WHAT IS EXPECTED: Write out each line word for word. Drop pictures.

SUPPLIED RECORDS:
-- start --

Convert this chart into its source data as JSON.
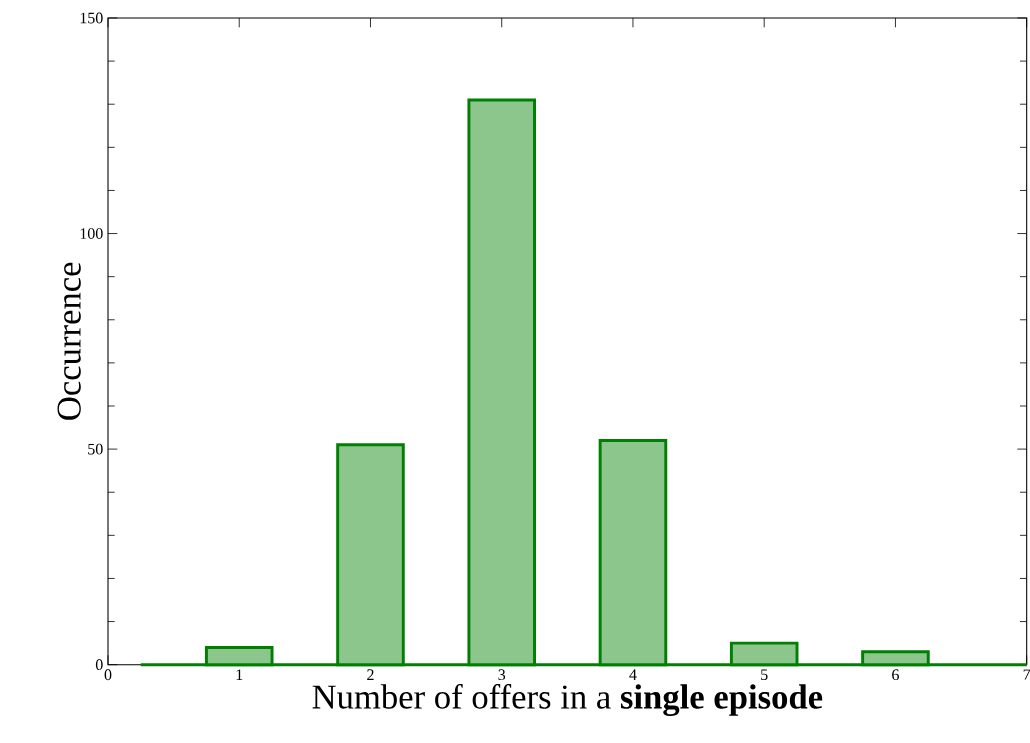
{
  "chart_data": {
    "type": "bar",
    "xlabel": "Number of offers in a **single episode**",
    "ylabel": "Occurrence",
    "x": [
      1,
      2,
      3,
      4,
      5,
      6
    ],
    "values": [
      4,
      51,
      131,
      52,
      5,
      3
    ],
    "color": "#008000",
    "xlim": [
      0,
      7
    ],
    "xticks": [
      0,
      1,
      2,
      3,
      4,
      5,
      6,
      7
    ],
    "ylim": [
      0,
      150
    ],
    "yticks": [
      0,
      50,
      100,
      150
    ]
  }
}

-- end --

TASK RESPONSE:
Convert this chart into its source data as JSON.
{
  "chart_data": {
    "type": "bar",
    "xlabel": "Number of offers in a **single episode**",
    "ylabel": "Occurrence",
    "x": [
      1,
      2,
      3,
      4,
      5,
      6
    ],
    "values": [
      4,
      51,
      131,
      52,
      5,
      3
    ],
    "color": "#008000",
    "xlim": [
      0,
      7
    ],
    "xticks": [
      0,
      1,
      2,
      3,
      4,
      5,
      6,
      7
    ],
    "ylim": [
      0,
      150
    ],
    "yticks": [
      0,
      50,
      100,
      150
    ]
  }
}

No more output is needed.